**TASK REQUIREMENTS**
In the records below, tally each line that contains the word "cell" and give the total only.

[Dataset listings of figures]
▼

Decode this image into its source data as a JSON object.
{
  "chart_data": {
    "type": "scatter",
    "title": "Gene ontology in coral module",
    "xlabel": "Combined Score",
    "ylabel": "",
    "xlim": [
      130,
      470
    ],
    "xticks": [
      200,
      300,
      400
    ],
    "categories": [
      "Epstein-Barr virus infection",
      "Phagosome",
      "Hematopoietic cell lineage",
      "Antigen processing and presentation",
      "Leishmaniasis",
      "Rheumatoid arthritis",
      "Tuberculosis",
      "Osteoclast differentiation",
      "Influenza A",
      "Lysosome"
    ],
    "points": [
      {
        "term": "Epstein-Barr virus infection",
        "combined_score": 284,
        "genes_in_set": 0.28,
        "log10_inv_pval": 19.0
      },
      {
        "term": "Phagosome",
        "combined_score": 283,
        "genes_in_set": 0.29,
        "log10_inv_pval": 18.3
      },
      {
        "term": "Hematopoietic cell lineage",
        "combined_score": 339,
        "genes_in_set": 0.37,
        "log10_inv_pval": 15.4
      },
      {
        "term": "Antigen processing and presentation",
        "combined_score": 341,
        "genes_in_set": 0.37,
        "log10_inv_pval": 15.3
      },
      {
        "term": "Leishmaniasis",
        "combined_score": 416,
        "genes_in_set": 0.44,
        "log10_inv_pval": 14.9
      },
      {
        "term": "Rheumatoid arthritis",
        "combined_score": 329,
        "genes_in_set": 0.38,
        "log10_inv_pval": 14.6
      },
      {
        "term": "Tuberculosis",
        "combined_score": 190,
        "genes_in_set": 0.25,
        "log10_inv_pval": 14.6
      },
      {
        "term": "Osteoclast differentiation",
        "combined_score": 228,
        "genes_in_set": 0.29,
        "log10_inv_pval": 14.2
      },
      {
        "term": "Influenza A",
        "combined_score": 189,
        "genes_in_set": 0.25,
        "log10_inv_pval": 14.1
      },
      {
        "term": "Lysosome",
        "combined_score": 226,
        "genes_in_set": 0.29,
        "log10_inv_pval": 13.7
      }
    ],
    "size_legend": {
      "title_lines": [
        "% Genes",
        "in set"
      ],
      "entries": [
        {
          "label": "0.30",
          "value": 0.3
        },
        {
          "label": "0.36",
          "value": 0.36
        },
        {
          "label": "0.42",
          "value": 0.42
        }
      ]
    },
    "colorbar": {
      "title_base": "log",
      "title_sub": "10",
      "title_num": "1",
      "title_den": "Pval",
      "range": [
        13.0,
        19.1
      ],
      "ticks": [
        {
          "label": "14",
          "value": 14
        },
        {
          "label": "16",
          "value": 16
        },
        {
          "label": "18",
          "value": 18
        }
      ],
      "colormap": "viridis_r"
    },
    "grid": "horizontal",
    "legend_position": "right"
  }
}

▲

**OUTPUT FOR THIS TASK**
2